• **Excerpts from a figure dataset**

────────

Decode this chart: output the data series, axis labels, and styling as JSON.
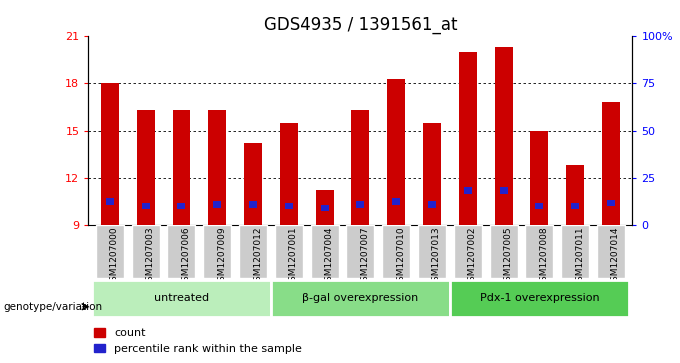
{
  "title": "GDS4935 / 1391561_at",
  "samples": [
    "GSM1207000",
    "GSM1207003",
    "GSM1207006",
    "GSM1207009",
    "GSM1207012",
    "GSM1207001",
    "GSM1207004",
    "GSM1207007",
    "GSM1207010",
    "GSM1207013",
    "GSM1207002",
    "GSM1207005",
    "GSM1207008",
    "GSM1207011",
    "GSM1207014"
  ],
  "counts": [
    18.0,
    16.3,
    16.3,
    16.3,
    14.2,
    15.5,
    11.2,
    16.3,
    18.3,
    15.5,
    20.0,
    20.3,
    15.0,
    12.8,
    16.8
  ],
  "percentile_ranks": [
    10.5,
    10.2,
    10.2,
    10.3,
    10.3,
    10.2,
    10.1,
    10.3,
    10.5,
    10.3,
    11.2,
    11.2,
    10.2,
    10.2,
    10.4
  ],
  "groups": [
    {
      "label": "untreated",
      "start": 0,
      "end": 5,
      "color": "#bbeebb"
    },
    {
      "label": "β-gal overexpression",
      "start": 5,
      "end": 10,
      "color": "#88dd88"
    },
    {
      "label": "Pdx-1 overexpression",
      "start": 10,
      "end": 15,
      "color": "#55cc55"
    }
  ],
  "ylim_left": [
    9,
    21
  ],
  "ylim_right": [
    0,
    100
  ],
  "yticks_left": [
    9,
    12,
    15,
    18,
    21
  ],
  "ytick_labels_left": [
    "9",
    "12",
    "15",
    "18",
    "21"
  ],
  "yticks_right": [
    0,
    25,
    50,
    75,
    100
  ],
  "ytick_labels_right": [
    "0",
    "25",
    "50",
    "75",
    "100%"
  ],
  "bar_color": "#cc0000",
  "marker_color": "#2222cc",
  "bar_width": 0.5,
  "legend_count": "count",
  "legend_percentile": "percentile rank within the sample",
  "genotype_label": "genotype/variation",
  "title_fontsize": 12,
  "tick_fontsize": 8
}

────────

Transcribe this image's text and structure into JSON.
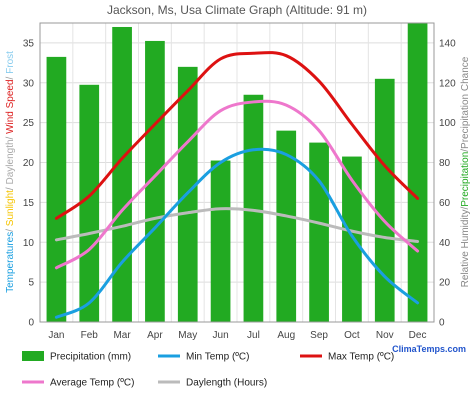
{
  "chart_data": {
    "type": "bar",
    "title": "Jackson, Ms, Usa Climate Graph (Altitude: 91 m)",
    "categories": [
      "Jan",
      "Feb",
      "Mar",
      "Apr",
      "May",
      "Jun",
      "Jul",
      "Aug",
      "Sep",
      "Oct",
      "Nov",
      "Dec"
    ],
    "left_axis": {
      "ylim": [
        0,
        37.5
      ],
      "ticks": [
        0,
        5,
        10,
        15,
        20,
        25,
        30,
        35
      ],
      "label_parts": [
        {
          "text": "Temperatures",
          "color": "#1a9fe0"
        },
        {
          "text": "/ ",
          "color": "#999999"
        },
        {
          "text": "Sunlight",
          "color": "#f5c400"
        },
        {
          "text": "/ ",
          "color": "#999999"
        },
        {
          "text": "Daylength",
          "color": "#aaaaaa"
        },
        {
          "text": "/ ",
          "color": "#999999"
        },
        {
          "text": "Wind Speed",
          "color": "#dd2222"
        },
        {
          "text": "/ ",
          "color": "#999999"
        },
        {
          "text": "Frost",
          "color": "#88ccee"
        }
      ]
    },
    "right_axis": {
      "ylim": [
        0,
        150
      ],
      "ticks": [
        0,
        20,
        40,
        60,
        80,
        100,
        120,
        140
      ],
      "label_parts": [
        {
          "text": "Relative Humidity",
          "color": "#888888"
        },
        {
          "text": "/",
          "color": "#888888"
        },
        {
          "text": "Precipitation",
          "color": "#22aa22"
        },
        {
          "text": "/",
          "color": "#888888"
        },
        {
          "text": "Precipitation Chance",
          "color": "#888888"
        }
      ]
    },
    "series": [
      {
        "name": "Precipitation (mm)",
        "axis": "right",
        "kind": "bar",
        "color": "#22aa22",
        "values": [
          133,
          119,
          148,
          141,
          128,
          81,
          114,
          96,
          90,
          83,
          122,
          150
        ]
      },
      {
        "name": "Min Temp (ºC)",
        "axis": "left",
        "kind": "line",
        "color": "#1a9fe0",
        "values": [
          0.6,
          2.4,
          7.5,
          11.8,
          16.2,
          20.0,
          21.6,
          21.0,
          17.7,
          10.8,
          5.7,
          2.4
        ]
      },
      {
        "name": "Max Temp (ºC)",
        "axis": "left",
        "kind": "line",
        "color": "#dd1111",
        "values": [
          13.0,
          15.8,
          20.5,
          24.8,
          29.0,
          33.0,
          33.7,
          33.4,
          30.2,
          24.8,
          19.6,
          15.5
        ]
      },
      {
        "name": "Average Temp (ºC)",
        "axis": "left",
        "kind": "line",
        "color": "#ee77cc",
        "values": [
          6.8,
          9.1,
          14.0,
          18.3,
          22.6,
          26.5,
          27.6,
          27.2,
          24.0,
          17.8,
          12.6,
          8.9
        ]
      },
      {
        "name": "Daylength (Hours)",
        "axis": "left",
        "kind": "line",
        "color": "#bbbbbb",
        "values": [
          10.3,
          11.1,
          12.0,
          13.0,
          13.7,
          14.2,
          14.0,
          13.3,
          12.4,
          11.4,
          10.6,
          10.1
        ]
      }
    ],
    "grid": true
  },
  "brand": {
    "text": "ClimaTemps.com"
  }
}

────────

• **Stated problem**
The word "Precipitation" may appear on some lines of these records; state how many such lines there are, and nothing else.

• **The output**
3